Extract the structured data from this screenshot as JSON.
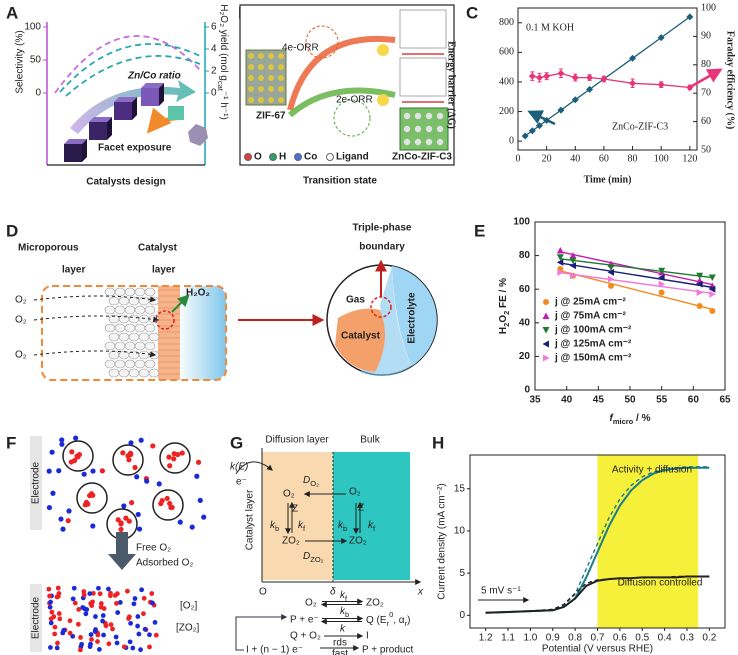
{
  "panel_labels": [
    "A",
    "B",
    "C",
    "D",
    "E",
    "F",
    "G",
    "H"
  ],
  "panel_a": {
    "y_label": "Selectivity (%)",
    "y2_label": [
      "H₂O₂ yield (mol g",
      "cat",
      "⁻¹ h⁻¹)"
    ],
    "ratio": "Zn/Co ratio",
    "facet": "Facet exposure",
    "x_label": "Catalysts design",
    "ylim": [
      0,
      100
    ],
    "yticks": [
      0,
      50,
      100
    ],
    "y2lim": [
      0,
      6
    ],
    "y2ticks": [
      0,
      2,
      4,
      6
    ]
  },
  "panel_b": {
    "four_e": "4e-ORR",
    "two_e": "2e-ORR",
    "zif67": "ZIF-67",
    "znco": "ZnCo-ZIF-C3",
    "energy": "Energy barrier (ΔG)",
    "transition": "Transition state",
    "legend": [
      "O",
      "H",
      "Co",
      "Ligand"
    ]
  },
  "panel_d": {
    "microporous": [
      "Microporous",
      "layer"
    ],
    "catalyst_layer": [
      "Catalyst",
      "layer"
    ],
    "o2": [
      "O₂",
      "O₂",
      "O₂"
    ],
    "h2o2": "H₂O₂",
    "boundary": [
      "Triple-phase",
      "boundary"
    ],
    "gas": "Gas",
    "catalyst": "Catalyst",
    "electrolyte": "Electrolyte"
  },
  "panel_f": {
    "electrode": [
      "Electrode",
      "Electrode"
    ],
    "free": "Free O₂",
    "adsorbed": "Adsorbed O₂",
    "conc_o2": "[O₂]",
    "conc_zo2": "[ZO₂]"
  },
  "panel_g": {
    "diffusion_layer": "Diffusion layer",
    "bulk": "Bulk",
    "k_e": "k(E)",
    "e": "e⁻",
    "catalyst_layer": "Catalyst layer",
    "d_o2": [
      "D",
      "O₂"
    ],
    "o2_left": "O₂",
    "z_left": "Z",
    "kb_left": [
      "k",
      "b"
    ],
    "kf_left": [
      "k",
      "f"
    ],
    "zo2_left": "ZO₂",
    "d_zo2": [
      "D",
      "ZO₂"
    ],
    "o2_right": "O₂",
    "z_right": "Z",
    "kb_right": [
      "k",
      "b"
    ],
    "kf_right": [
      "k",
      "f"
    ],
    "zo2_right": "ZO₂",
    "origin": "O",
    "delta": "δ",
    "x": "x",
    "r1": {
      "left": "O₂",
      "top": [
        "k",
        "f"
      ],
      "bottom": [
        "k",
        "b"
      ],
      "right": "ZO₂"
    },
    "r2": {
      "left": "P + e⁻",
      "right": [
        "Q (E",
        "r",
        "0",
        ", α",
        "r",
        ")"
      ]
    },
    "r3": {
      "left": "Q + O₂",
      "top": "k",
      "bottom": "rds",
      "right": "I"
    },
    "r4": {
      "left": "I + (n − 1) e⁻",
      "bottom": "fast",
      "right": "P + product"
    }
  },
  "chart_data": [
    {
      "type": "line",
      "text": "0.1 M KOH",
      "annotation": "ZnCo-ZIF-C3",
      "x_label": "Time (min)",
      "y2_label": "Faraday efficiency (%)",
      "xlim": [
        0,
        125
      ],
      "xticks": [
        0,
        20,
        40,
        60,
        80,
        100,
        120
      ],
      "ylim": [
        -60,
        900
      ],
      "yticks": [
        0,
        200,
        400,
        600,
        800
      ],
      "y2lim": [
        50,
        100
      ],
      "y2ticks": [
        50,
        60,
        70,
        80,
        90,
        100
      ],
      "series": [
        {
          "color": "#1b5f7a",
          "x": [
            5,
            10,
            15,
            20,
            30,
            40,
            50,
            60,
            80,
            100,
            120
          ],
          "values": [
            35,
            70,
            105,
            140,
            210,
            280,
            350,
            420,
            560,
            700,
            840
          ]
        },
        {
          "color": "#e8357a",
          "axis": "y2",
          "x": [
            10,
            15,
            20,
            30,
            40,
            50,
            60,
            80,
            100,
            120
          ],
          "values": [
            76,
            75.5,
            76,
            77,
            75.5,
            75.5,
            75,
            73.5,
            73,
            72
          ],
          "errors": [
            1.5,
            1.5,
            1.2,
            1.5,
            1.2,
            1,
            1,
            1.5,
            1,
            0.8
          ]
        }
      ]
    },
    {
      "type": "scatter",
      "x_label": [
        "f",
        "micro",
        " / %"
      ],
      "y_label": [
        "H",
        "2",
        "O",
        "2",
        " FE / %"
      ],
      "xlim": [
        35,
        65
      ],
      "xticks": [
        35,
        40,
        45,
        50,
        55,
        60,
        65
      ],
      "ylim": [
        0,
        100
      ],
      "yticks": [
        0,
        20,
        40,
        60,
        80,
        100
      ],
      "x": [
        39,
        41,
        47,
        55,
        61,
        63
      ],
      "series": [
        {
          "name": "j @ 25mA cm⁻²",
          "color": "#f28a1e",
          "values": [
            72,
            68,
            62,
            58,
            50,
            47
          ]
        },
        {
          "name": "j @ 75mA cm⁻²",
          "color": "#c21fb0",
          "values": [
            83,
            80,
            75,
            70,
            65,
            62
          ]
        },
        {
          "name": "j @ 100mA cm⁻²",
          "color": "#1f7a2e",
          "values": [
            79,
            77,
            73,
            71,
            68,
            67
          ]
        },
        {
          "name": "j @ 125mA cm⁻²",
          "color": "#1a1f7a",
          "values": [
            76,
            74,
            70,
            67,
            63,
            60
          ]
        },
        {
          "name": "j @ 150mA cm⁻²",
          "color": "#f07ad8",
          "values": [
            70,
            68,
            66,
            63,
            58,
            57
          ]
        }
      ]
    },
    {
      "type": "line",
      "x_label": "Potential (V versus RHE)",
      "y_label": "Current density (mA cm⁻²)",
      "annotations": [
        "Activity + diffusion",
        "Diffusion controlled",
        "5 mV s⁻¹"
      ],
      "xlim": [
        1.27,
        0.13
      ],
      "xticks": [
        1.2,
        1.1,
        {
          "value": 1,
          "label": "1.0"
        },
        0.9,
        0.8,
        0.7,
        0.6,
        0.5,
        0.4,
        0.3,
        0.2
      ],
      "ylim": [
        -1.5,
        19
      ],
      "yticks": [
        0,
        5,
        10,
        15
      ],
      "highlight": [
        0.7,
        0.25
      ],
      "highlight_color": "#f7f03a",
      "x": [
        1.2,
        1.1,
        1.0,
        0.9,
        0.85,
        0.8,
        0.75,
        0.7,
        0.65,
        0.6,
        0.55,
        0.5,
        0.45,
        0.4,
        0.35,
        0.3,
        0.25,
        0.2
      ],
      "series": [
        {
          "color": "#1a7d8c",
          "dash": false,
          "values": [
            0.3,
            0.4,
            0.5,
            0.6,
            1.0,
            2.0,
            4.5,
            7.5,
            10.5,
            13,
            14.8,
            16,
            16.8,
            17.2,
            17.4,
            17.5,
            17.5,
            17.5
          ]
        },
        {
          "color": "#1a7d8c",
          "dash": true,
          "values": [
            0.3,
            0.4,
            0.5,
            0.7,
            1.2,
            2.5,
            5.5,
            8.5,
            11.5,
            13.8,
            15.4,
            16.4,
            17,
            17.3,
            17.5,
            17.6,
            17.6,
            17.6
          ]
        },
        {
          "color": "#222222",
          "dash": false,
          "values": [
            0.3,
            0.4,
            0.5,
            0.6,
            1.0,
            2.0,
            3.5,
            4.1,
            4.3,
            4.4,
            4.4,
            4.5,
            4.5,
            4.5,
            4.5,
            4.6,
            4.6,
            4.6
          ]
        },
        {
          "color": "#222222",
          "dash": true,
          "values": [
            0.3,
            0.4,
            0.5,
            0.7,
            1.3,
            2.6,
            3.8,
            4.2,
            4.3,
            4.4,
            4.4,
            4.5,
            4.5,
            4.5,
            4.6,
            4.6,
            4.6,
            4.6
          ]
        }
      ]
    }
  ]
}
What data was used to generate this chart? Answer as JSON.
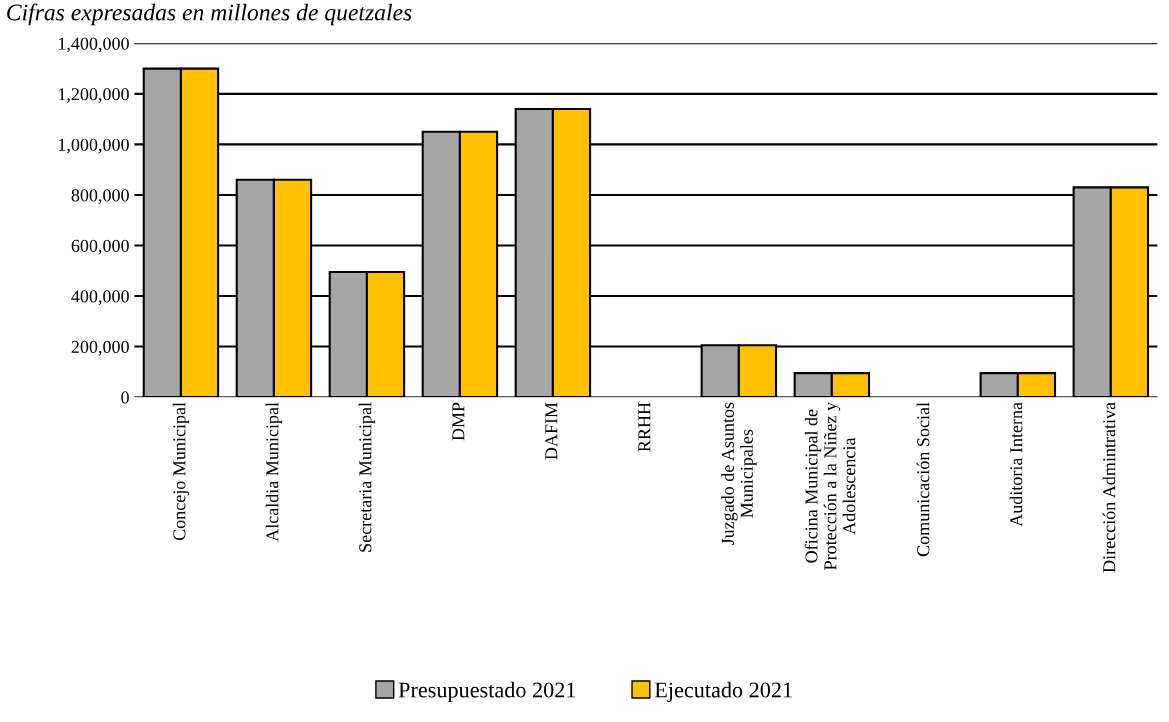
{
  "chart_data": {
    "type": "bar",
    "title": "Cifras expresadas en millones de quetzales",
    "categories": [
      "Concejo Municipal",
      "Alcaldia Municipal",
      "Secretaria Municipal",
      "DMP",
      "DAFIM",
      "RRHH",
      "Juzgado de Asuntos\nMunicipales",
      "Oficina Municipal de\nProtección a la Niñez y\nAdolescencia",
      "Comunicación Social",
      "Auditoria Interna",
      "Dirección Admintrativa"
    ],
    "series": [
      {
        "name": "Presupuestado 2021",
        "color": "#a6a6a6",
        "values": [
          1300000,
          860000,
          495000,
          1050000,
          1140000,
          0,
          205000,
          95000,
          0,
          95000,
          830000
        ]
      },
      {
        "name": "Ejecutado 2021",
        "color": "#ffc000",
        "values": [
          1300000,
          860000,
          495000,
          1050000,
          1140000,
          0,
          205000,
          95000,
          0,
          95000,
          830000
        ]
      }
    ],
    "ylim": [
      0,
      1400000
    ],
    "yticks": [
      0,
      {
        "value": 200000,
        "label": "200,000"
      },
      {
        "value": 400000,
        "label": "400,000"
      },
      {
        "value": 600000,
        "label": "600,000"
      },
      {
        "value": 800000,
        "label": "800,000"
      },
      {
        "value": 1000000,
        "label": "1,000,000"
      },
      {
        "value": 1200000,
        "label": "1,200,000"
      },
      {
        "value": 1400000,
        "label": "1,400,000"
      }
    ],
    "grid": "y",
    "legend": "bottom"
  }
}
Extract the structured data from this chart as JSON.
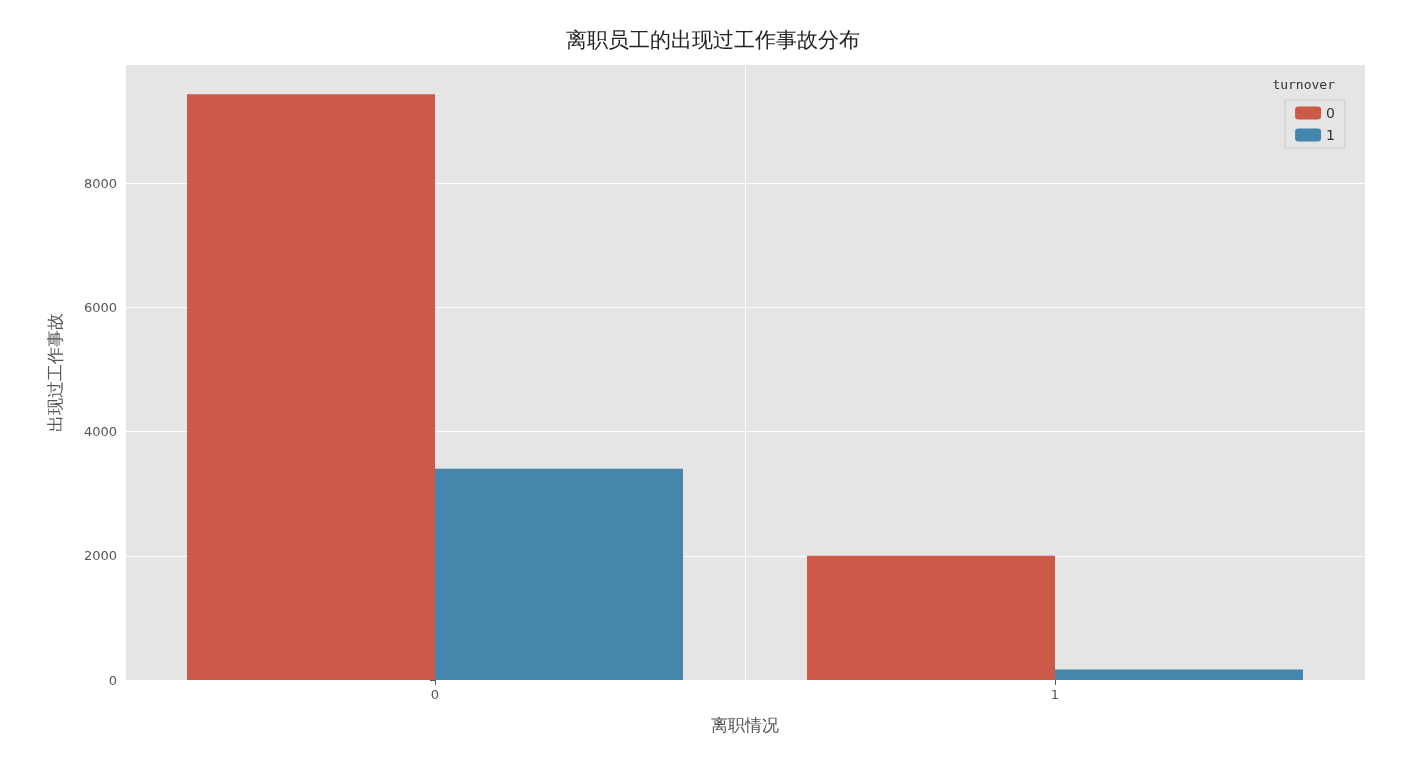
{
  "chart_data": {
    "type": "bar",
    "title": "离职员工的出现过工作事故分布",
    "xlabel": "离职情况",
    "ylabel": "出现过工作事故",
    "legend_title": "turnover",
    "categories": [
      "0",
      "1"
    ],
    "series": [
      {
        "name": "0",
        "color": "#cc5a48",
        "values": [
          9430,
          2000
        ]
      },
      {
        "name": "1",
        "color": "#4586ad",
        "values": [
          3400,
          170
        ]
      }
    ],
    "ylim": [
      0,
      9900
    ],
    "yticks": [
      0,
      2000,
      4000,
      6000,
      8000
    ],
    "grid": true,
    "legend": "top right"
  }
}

* _What the exercise asks_
Leaving out every picture, transcribe exactly the lines from the line that contains "Extract the structured data from this chart" through the final line of the entries above.

* _Exercise solution_
Extract the structured data from this chart as JSON.
{
  "chart_data": {
    "type": "bar",
    "title": "离职员工的出现过工作事故分布",
    "xlabel": "离职情况",
    "ylabel": "出现过工作事故",
    "legend_title": "turnover",
    "categories": [
      "0",
      "1"
    ],
    "series": [
      {
        "name": "0",
        "color": "#cc5a48",
        "values": [
          9430,
          2000
        ]
      },
      {
        "name": "1",
        "color": "#4586ad",
        "values": [
          3400,
          170
        ]
      }
    ],
    "ylim": [
      0,
      9900
    ],
    "yticks": [
      0,
      2000,
      4000,
      6000,
      8000
    ],
    "grid": true,
    "legend": "top right"
  }
}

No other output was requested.